How many lines in this material include the string "Gemiddelde"? Answer with the number and nothing further.

_DATA:_
* Begin *
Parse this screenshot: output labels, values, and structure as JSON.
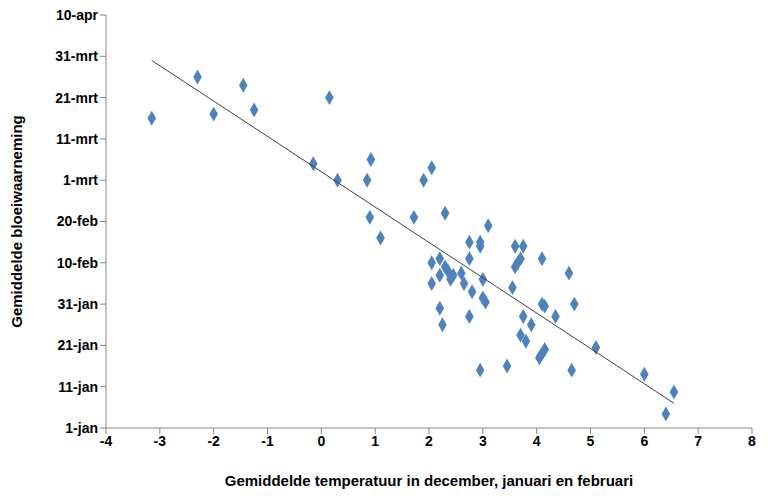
{
  "chart_data": {
    "type": "scatter",
    "x_label": "Gemiddelde temperatuur in december, januari en februari",
    "y_label": "Gemiddelde bloeiwaarneming",
    "xlim": [
      -4,
      8
    ],
    "xticks": [
      -4,
      -3,
      -2,
      -1,
      0,
      1,
      2,
      3,
      4,
      5,
      6,
      7,
      8
    ],
    "ylim": [
      0,
      100
    ],
    "yticks": [
      {
        "value": 0,
        "label": "1-jan"
      },
      {
        "value": 10,
        "label": "11-jan"
      },
      {
        "value": 20,
        "label": "21-jan"
      },
      {
        "value": 30,
        "label": "31-jan"
      },
      {
        "value": 40,
        "label": "10-feb"
      },
      {
        "value": 50,
        "label": "20-feb"
      },
      {
        "value": 60,
        "label": "1-mrt"
      },
      {
        "value": 70,
        "label": "11-mrt"
      },
      {
        "value": 80,
        "label": "21-mrt"
      },
      {
        "value": 90,
        "label": "31-mrt"
      },
      {
        "value": 100,
        "label": "10-apr"
      }
    ],
    "grid": false,
    "series": [
      {
        "type": "scatter",
        "color": "#4f81bd",
        "marker": "diamond",
        "x": [
          -3.15,
          -2.3,
          -2.0,
          -1.45,
          -1.25,
          0.15,
          -0.15,
          0.3,
          0.85,
          0.92,
          0.9,
          1.1,
          1.72,
          1.9,
          2.05,
          2.3,
          2.05,
          2.05,
          2.2,
          2.2,
          2.3,
          2.35,
          2.4,
          2.45,
          2.6,
          2.65,
          2.75,
          2.75,
          2.8,
          2.95,
          2.95,
          3.0,
          3.0,
          3.05,
          3.1,
          2.2,
          2.25,
          2.75,
          2.95,
          3.45,
          3.55,
          3.6,
          3.6,
          3.65,
          3.7,
          3.75,
          3.7,
          3.75,
          3.8,
          3.9,
          4.05,
          4.1,
          4.15,
          4.1,
          4.1,
          4.15,
          4.35,
          4.6,
          4.65,
          4.7,
          5.1,
          6.0,
          6.4,
          6.55
        ],
        "values": [
          75,
          85,
          76,
          83,
          77,
          80,
          64,
          60,
          60,
          65,
          51,
          46,
          51,
          60,
          63,
          52,
          40,
          35,
          41,
          37,
          39,
          38,
          36,
          37,
          37.5,
          35,
          45,
          41,
          33,
          44,
          45,
          36,
          31.5,
          30.5,
          49,
          29,
          25,
          27,
          14,
          15,
          34,
          44,
          39,
          40,
          41,
          44,
          22.5,
          27,
          21,
          25,
          17,
          18,
          19,
          41,
          30,
          29.5,
          27,
          37.5,
          14,
          30,
          19.5,
          13,
          3.4,
          8.7
        ]
      },
      {
        "type": "line",
        "color": "#404040",
        "line_style": "solid",
        "x": [
          -3.15,
          6.55
        ],
        "values": [
          89,
          6
        ]
      }
    ]
  }
}
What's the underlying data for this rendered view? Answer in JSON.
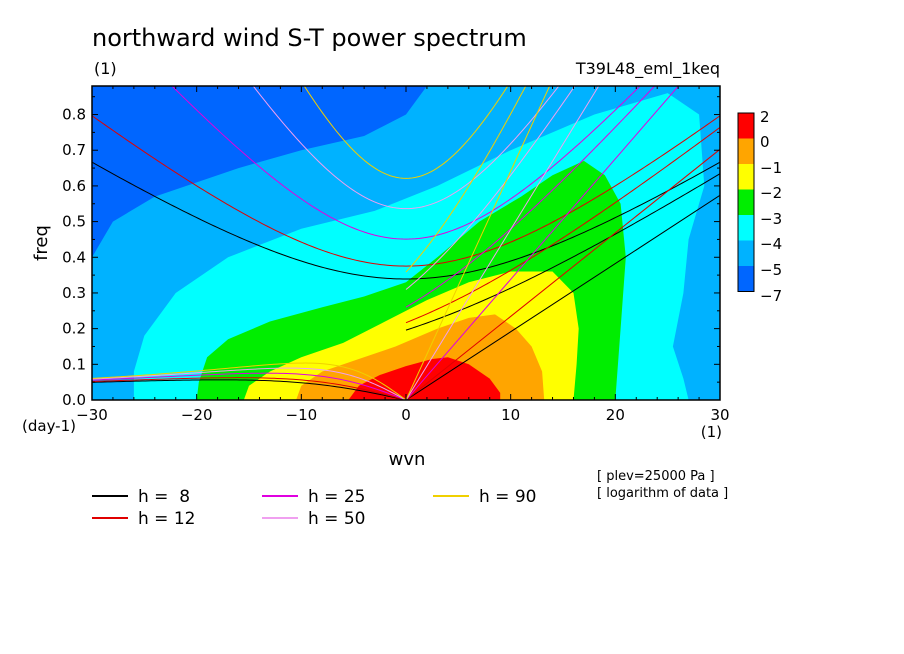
{
  "title": "northward wind S-T power spectrum",
  "subtitle_left": "(1)",
  "subtitle_right": "T39L48_eml_1keq",
  "notes": [
    "[ plev=25000 Pa ]",
    "[ logarithm of data ]"
  ],
  "colors": {
    "levels": [
      "#ff0000",
      "#ffa500",
      "#ffff00",
      "#00ee00",
      "#00ffff",
      "#00b2ff",
      "#0066ff"
    ],
    "h8": "#000000",
    "h12": "#e00000",
    "h25": "#e000e0",
    "h50": "#f0a0f0",
    "h90": "#f0d000"
  },
  "chart_data": {
    "type": "heatmap",
    "title": "northward wind S-T power spectrum",
    "xlabel": "wvn",
    "ylabel": "freq",
    "x_unit": "(1)",
    "y_unit": "(day-1)",
    "xlim": [
      -30,
      30
    ],
    "ylim": [
      0,
      0.88
    ],
    "xticks": [
      -30,
      -20,
      -10,
      0,
      10,
      20,
      30
    ],
    "yticks": [
      0.0,
      0.1,
      0.2,
      0.3,
      0.4,
      0.5,
      0.6,
      0.7,
      0.8
    ],
    "ytick_labels": [
      "0.0",
      "0.1",
      "0.2",
      "0.3",
      "0.4",
      "0.5",
      "0.6",
      "0.7",
      "0.8"
    ],
    "colorbar": {
      "labels": [
        "2",
        "0",
        "−1",
        "−2",
        "−3",
        "−4",
        "−5",
        "−7"
      ],
      "colors": [
        "#ff0000",
        "#ffa500",
        "#ffff00",
        "#00ee00",
        "#00ffff",
        "#00b2ff",
        "#0066ff"
      ]
    },
    "contour_regions": [
      {
        "level": "0 to 2",
        "color": "#ff0000",
        "boundary": [
          [
            -5.5,
            0
          ],
          [
            -4.5,
            0.04
          ],
          [
            -2.5,
            0.07
          ],
          [
            0,
            0.095
          ],
          [
            2.5,
            0.115
          ],
          [
            4,
            0.12
          ],
          [
            6,
            0.1
          ],
          [
            8,
            0.06
          ],
          [
            9,
            0.02
          ],
          [
            9,
            0
          ]
        ]
      },
      {
        "level": "-1 to 0",
        "color": "#ffa500",
        "boundary": [
          [
            -10.5,
            0
          ],
          [
            -10,
            0.04
          ],
          [
            -8,
            0.08
          ],
          [
            -5,
            0.11
          ],
          [
            -1,
            0.15
          ],
          [
            3,
            0.2
          ],
          [
            6,
            0.23
          ],
          [
            8.5,
            0.24
          ],
          [
            10.5,
            0.2
          ],
          [
            12,
            0.15
          ],
          [
            13,
            0.08
          ],
          [
            13.2,
            0
          ]
        ]
      },
      {
        "level": "-2 to -1",
        "color": "#ffff00",
        "boundary": [
          [
            -15.5,
            0
          ],
          [
            -15,
            0.04
          ],
          [
            -13,
            0.08
          ],
          [
            -10,
            0.12
          ],
          [
            -6,
            0.16
          ],
          [
            -2,
            0.22
          ],
          [
            2,
            0.28
          ],
          [
            6,
            0.33
          ],
          [
            10,
            0.36
          ],
          [
            14,
            0.36
          ],
          [
            16,
            0.3
          ],
          [
            16.5,
            0.2
          ],
          [
            16.3,
            0.1
          ],
          [
            16,
            0
          ]
        ]
      },
      {
        "level": "-3 to -2",
        "color": "#00ee00",
        "boundary": [
          [
            -20,
            0
          ],
          [
            -19.8,
            0.05
          ],
          [
            -19,
            0.12
          ],
          [
            -17,
            0.17
          ],
          [
            -13,
            0.22
          ],
          [
            -8,
            0.26
          ],
          [
            -4,
            0.29
          ],
          [
            0,
            0.33
          ],
          [
            3,
            0.4
          ],
          [
            7,
            0.5
          ],
          [
            11,
            0.57
          ],
          [
            14,
            0.63
          ],
          [
            17,
            0.67
          ],
          [
            19,
            0.63
          ],
          [
            20.5,
            0.55
          ],
          [
            21,
            0.4
          ],
          [
            20.5,
            0.2
          ],
          [
            20,
            0
          ]
        ]
      },
      {
        "level": "-4 to -3",
        "color": "#00ffff",
        "boundary": [
          [
            -26,
            0
          ],
          [
            -26,
            0.08
          ],
          [
            -25,
            0.18
          ],
          [
            -22,
            0.3
          ],
          [
            -17,
            0.4
          ],
          [
            -10,
            0.48
          ],
          [
            -3,
            0.53
          ],
          [
            3,
            0.6
          ],
          [
            10,
            0.7
          ],
          [
            18,
            0.8
          ],
          [
            25,
            0.86
          ],
          [
            28,
            0.8
          ],
          [
            28.5,
            0.6
          ],
          [
            27,
            0.45
          ],
          [
            26.5,
            0.3
          ],
          [
            25.5,
            0.15
          ],
          [
            26.5,
            0.06
          ],
          [
            27,
            0
          ]
        ]
      },
      {
        "level": "-5 to -4",
        "color": "#00b2ff",
        "boundary": [
          [
            -30,
            0
          ],
          [
            -30,
            0.4
          ],
          [
            -28,
            0.5
          ],
          [
            -24,
            0.57
          ],
          [
            -16,
            0.65
          ],
          [
            -10,
            0.7
          ],
          [
            -4,
            0.74
          ],
          [
            0,
            0.8
          ],
          [
            2,
            0.88
          ],
          [
            30,
            0.88
          ],
          [
            30,
            0
          ]
        ]
      }
    ],
    "dispersion_curve_sets": [
      {
        "name": "h = 8",
        "h": 8,
        "color": "#000000"
      },
      {
        "name": "h = 12",
        "h": 12,
        "color": "#e00000"
      },
      {
        "name": "h = 25",
        "h": 25,
        "color": "#e000e0"
      },
      {
        "name": "h = 50",
        "h": 50,
        "color": "#f0a0f0"
      },
      {
        "name": "h = 90",
        "h": 90,
        "color": "#f0d000"
      }
    ]
  },
  "legend": [
    {
      "label": "h =  8",
      "color": "#000000"
    },
    {
      "label": "h = 12",
      "color": "#e00000"
    },
    {
      "label": "h = 25",
      "color": "#e000e0"
    },
    {
      "label": "h = 50",
      "color": "#f0a0f0"
    },
    {
      "label": "h = 90",
      "color": "#f0d000"
    }
  ]
}
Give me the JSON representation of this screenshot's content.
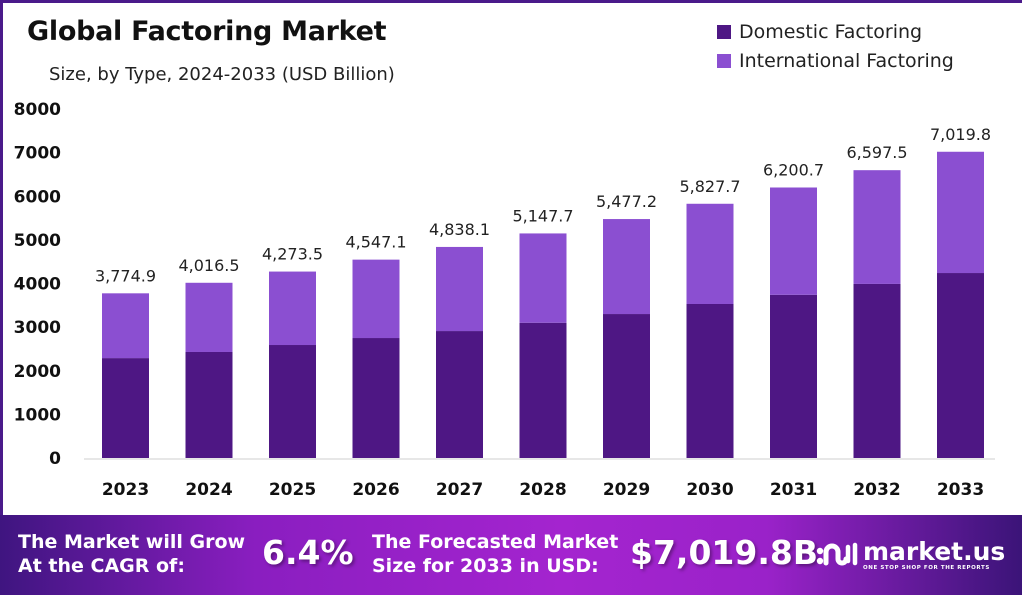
{
  "chart_data": {
    "type": "bar",
    "stacked": true,
    "title": "Global Factoring Market",
    "subtitle": "Size, by Type, 2024-2033 (USD Billion)",
    "xlabel": "",
    "ylabel": "",
    "ylim": [
      0,
      8000
    ],
    "yticks": [
      "0",
      "1000",
      "2000",
      "3000",
      "4000",
      "5000",
      "6000",
      "7000",
      "8000"
    ],
    "grid": false,
    "legend_position": "top-right",
    "categories": [
      "2023",
      "2024",
      "2025",
      "2026",
      "2027",
      "2028",
      "2029",
      "2030",
      "2031",
      "2032",
      "2033"
    ],
    "totals": [
      3774.9,
      4016.5,
      4273.5,
      4547.1,
      4838.1,
      5147.7,
      5477.2,
      5827.7,
      6200.7,
      6597.5,
      7019.8
    ],
    "total_labels": [
      "3,774.9",
      "4,016.5",
      "4,273.5",
      "4,547.1",
      "4,838.1",
      "5,147.7",
      "5,477.2",
      "5,827.7",
      "6,200.7",
      "6,597.5",
      "7,019.8"
    ],
    "series": [
      {
        "name": "Domestic Factoring",
        "color": "#4e1784",
        "values": [
          2290,
          2430,
          2590,
          2750,
          2910,
          3100,
          3300,
          3530,
          3740,
          3990,
          4240
        ]
      },
      {
        "name": "International Factoring",
        "color": "#8b4fd1",
        "values": [
          1484.9,
          1586.5,
          1683.5,
          1797.1,
          1928.1,
          2047.7,
          2177.2,
          2297.7,
          2460.7,
          2607.5,
          2779.8
        ]
      }
    ]
  },
  "banner": {
    "cagr_text_line1": "The Market will Grow",
    "cagr_text_line2": "At the CAGR of:",
    "cagr_value": "6.4%",
    "forecast_text_line1": "The Forecasted Market",
    "forecast_text_line2": "Size for 2033 in USD:",
    "forecast_value": "$7,019.8B",
    "logo_name": "market.us",
    "logo_tagline": "ONE STOP SHOP FOR THE REPORTS"
  }
}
* End *
_OUTPUT BELOW:_
2